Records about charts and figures
•••

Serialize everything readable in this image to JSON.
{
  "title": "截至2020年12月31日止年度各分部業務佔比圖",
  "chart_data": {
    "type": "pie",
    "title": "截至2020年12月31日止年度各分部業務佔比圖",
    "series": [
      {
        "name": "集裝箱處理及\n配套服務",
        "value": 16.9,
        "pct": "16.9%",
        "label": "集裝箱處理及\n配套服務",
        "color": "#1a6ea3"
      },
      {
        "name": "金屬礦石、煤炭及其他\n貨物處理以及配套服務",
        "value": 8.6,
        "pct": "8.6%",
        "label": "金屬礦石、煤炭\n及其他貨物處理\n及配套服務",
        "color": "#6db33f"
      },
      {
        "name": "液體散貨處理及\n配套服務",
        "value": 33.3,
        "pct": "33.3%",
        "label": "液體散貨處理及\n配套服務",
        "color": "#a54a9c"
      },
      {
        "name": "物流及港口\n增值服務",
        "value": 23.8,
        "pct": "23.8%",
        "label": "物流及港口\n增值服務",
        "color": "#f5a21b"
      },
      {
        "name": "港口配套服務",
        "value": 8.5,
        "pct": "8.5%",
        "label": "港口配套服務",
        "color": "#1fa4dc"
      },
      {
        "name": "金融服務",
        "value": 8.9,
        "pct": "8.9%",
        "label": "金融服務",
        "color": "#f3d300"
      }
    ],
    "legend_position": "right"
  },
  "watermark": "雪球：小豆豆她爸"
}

•••

- **What needs to be done**
Reproduce the listing above verbatim, from first line to last.

- **Full answer**
Serialize everything readable in this image to JSON.
{
  "title": "截至2020年12月31日止年度各分部業務佔比圖",
  "chart_data": {
    "type": "pie",
    "title": "截至2020年12月31日止年度各分部業務佔比圖",
    "series": [
      {
        "name": "集裝箱處理及\n配套服務",
        "value": 16.9,
        "pct": "16.9%",
        "label": "集裝箱處理及\n配套服務",
        "color": "#1a6ea3"
      },
      {
        "name": "金屬礦石、煤炭及其他\n貨物處理以及配套服務",
        "value": 8.6,
        "pct": "8.6%",
        "label": "金屬礦石、煤炭\n及其他貨物處理\n及配套服務",
        "color": "#6db33f"
      },
      {
        "name": "液體散貨處理及\n配套服務",
        "value": 33.3,
        "pct": "33.3%",
        "label": "液體散貨處理及\n配套服務",
        "color": "#a54a9c"
      },
      {
        "name": "物流及港口\n增值服務",
        "value": 23.8,
        "pct": "23.8%",
        "label": "物流及港口\n增值服務",
        "color": "#f5a21b"
      },
      {
        "name": "港口配套服務",
        "value": 8.5,
        "pct": "8.5%",
        "label": "港口配套服務",
        "color": "#1fa4dc"
      },
      {
        "name": "金融服務",
        "value": 8.9,
        "pct": "8.9%",
        "label": "金融服務",
        "color": "#f3d300"
      }
    ],
    "legend_position": "right"
  },
  "watermark": "雪球：小豆豆她爸"
}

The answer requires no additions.